= Brief =
Reproduce the listing verbatim.

= Data to process =
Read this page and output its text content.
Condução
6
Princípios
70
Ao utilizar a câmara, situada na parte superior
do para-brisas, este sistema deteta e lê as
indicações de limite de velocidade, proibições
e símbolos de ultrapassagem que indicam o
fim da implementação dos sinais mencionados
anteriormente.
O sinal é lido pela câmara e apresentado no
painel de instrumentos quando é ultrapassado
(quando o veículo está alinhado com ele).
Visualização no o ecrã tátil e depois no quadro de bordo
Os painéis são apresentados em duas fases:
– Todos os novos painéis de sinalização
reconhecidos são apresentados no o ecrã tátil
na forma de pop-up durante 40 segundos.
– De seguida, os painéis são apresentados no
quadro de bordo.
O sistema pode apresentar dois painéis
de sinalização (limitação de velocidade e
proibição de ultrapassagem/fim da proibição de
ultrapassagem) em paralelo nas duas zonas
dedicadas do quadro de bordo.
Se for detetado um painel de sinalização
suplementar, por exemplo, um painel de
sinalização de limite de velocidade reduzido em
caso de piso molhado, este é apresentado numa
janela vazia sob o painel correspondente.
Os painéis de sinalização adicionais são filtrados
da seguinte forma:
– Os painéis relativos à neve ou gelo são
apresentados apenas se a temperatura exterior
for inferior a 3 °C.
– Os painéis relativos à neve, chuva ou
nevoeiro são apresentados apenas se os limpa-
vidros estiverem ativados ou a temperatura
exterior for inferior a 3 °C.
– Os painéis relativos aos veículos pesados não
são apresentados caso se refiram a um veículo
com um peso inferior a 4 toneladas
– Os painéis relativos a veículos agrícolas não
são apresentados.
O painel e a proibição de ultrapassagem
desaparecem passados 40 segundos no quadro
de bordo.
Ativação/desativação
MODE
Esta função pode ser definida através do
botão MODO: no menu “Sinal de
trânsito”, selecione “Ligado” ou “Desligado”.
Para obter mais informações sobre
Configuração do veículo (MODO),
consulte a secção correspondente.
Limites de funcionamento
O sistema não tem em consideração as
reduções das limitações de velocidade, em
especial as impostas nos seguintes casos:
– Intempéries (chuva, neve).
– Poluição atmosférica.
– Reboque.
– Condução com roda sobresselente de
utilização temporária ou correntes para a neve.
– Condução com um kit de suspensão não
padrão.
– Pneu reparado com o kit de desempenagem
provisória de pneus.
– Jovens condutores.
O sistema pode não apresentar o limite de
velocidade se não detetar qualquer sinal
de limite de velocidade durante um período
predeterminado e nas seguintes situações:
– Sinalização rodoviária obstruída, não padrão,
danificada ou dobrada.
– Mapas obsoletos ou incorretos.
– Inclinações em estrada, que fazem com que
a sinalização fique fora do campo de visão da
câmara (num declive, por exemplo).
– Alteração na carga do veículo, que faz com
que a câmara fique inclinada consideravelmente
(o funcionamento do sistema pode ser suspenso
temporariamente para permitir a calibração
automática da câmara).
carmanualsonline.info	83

= Response to this task =
Read this page and output its text content.
Condução
6
Princípios
70
Ao utilizar a câmara, situada na parte superior
do para-brisas, este sistema deteta e lê as
indicações de limite de velocidade, proibições
e símbolos de ultrapassagem que indicam o
fim da implementação dos sinais mencionados
anteriormente.
O sinal é lido pela câmara e apresentado no
painel de instrumentos quando é ultrapassado
(quando o veículo está alinhado com ele).
Visualização no o ecrã tátil e depois no quadro de bordo
Os painéis são apresentados em duas fases:
– Todos os novos painéis de sinalização
reconhecidos são apresentados no o ecrã tátil
na forma de pop-up durante 40 segundos.
– De seguida, os painéis são apresentados no
quadro de bordo.
O sistema pode apresentar dois painéis
de sinalização (limitação de velocidade e
proibição de ultrapassagem/fim da proibição de
ultrapassagem) em paralelo nas duas zonas
dedicadas do quadro de bordo.
Se for detetado um painel de sinalização
suplementar, por exemplo, um painel de
sinalização de limite de velocidade reduzido em
caso de piso molhado, este é apresentado numa
janela vazia sob o painel correspondente.
Os painéis de sinalização adicionais são filtrados
da seguinte forma:
– Os painéis relativos à neve ou gelo são
apresentados apenas se a temperatura exterior
for inferior a 3 °C.
– Os painéis relativos à neve, chuva ou
nevoeiro são apresentados apenas se os limpa-
vidros estiverem ativados ou a temperatura
exterior for inferior a 3 °C.
– Os painéis relativos aos veículos pesados não
são apresentados caso se refiram a um veículo
com um peso inferior a 4 toneladas
– Os painéis relativos a veículos agrícolas não
são apresentados.
O painel e a proibição de ultrapassagem
desaparecem passados 40 segundos no quadro
de bordo.
Ativação/desativação
MODE
Esta função pode ser definida através do
botão MODO: no menu “Sinal de
trânsito”, selecione “Ligado” ou “Desligado”.
Para obter mais informações sobre
Configuração do veículo (MODO),
consulte a secção correspondente.
Limites de funcionamento
O sistema não tem em consideração as
reduções das limitações de velocidade, em
especial as impostas nos seguintes casos:
– Intempéries (chuva, neve).
– Poluição atmosférica.
– Reboque.
– Condução com roda sobresselente de
utilização temporária ou correntes para a neve.
– Condução com um kit de suspensão não
padrão.
– Pneu reparado com o kit de desempenagem
provisória de pneus.
– Jovens condutores.
O sistema pode não apresentar o limite de
velocidade se não detetar qualquer sinal
de limite de velocidade durante um período
predeterminado e nas seguintes situações:
– Sinalização rodoviária obstruída, não padrão,
danificada ou dobrada.
– Mapas obsoletos ou incorretos.
– Inclinações em estrada, que fazem com que
a sinalização fique fora do campo de visão da
câmara (num declive, por exemplo).
– Alteração na carga do veículo, que faz com
que a câmara fique inclinada consideravelmente
(o funcionamento do sistema pode ser suspenso
temporariamente para permitir a calibração
automática da câmara).
carmanualsonline.info	83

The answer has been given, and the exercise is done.